## Task brief
From the psychology quiz below, list every condition it gives under which case studies are ideal.

───── Exercise passage

A researcher secretly observes shoppers in a grocery store and records how long they spend in each aisle. What is the most significant methodological limitation of this study?
AIt cannot produce numerical data
BIt cannot be replicated
CIt cannot establish what caused the observed behavior
DIt violates the scientific method
Descriptive methods — including naturalistic observation — document what happens but cannot determine why it happens or what caused it. The study can produce numerical data and can be replicated; it does follow the scientific method. The core limitation is that observation alone cannot rule out alternative explanations for the behavior observed.
Question 2 True / False
A researcher who openly announces they are observing a classroom has eliminated the Hawthorne effect from their study.
TTrue
FFalse
Answer: False
The Hawthorne effect (behavior change due to awareness of being observed) is actually more likely when participants know they are being watched. Covert observation reduces but does not fully eliminate reactivity. The Hawthorne effect cannot be simply eliminated by disclosure — disclosure may itself alter behavior in different ways.
Question 3 Short Answer
A psychologist wants to understand the daily experience of a single patient recovering from severe amnesia. Which descriptive method is most appropriate, and why?
Think about your answer, then reveal below.
Model answer: A case study, because it allows deep, longitudinal documentation of a rare or unique individual — something surveys and naturalistic observation cannot capture at the same level of detail.
Case studies are ideal when the phenomenon is rare, when individual-level depth matters more than generalizability, or when ethical or practical constraints make large-scale studies impossible. The tradeoff is low external validity — findings may not generalize to others.

──────────
───── Source material

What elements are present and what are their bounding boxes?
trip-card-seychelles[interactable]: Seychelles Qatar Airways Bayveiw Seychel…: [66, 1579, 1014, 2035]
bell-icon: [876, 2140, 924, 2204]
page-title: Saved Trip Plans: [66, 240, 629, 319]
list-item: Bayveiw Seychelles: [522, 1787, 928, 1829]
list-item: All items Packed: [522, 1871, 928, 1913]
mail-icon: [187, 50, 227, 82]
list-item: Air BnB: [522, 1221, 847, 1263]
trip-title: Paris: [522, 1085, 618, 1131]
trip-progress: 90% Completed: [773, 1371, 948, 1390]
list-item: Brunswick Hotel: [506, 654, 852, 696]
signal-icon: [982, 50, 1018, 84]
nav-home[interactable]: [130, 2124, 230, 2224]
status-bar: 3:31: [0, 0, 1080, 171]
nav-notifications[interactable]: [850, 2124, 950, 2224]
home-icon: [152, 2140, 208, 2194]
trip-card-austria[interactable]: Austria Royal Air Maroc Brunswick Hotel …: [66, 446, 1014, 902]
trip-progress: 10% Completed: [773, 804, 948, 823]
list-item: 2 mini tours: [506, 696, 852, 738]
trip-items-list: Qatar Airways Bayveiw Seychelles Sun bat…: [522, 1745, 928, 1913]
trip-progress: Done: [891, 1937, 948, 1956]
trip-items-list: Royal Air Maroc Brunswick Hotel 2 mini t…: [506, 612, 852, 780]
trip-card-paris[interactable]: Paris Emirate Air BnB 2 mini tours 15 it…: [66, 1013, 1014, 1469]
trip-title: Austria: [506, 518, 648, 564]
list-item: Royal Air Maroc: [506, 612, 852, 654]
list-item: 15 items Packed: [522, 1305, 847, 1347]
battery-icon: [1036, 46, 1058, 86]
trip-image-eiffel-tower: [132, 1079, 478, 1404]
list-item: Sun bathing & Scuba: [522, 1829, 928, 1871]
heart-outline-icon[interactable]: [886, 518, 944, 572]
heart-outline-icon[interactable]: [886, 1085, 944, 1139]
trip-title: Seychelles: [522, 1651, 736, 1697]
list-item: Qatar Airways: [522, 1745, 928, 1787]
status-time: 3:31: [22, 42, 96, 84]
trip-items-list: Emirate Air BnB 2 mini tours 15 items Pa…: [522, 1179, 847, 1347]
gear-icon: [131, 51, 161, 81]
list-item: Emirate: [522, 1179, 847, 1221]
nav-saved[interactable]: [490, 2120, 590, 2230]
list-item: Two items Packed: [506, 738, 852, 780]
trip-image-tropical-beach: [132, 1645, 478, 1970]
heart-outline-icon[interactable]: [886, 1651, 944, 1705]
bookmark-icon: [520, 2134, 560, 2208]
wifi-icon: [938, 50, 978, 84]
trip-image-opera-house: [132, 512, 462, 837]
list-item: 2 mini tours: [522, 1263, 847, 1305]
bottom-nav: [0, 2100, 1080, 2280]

──────────

## Answer below
- The phenomenon is rare.
- Individual-level depth matters more than generalizability.
- Ethical or practical constraints make large-scale studies impossible.